Proposal: strictify foldl'

As Duncan Coutts explains toward the end of http://www.well-typed.com/blog/90/ (which proposes something else I personally *don't* endorse), foldl', the strict foldl, isn't actually strict enough. In particular, it's only conditionally strict in the initial value for the accumulator: foldl' (\_ x -> x) undefined [3] = 3 Why does this matter? Strictness analysis needs to look at (and be able to look at) the function passed to foldl' to determine whether the expression is strict in the initial value. foldl'-as-foldr tends to complicate this sort of analysis already. Proposal: make foldl' unconditionally strict in the initial accumulator value, both in GHC.List and in (the default definition in) Data.Foldable, and make foldr' in Data.Foldable unconditionally strict in the initial value of its accumulator. Specifically, foldl' k z0 xs = foldr (\v fn z -> z `seq` fn (k z v)) id xs z0 would change to foldl' k !z0 xs = foldr (\v fn z -> z `seq` fn (k z v)) id xs z0

On Mon, 3 Nov 2014, David Feuer wrote:
Proposal: make foldl' unconditionally strict in the initial accumulator value, both in GHC.List and in (the default definition in) Data.Foldable, and make foldr' in Data.Foldable unconditionally strict in the initial value of its accumulator.

▶ **Problems to work on**:
1 - List every fold function named in the foldl' proposal thread.
2 - Answer these questions from the foldl' proposal thread, one answer per line:
(a) Who explains that foldl' isn't strict enough, and where?
(b) Which two places does the proposal want foldl' changed in?
(c) On what date did David Feuer write the quoted proposal?
3 - Resume the foldl' proposal thread after its last sentence, writing the reply that follows the quoted passage.

▶ **Dataset extract**:
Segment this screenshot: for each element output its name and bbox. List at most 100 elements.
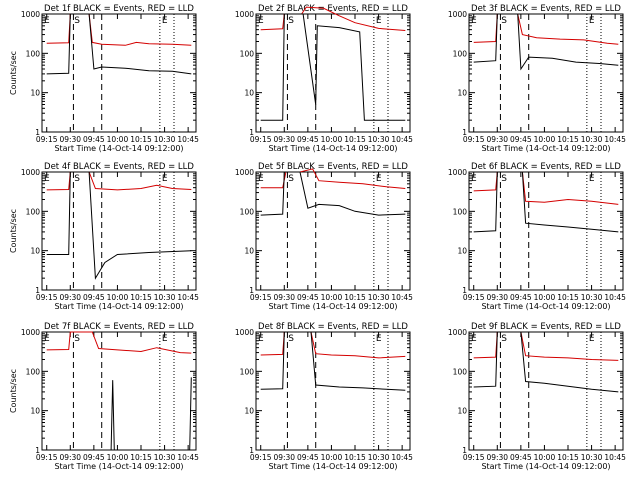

▶ **Results in order**:
1 - foldl', foldl, foldr', foldr

2 -
(a) Duncan Coutts, toward the end of http://www.well-typed.com/blog/90/
(b) GHC.List and the default definition in Data.Foldable
(c) Mon, 3 Nov 2014

3 -
I am worried about the general move from foldl to foldl', because foldl' is still not strict enough. E.g. if the accumulator is a list, only the leading (:) is evaluated. I would prefer a strict foldl provided by the deepseq package and deprecate foldl' in favor of deepseq:foldl. This new foldl could immediately implement the unconditional strictness for the initial accumulator value.

The deepseq package doesn't provide any sort of foldl. I'd personally be very much opposed to such a change in any case; Something built up by foldl' may only modify things near the root of the accumulator. On Mon, Nov 3, 2014 at 11:59 AM, Henning Thielemann < lemming@henning-thielemann.de> wrote:
On Mon, 3 Nov 2014, David Feuer wrote:
Proposal: make foldl' unconditionally strict in the initial accumulator
value, both in GHC.List and in (the default definition in) Data.Foldable, and make foldr' in Data.Foldable unconditionally strict in the initial value of its accumulator.
I am worried about the general move from foldl to foldl', because foldl' is still not strict enough. E.g. if the accumulator is a list, only the leading (:) is evaluated. I would prefer a strict foldl provided by the deepseq package and deprecate foldl' in favor of deepseq:foldl. This new foldl could immediately implement the unconditional strictness for the initial accumulator value.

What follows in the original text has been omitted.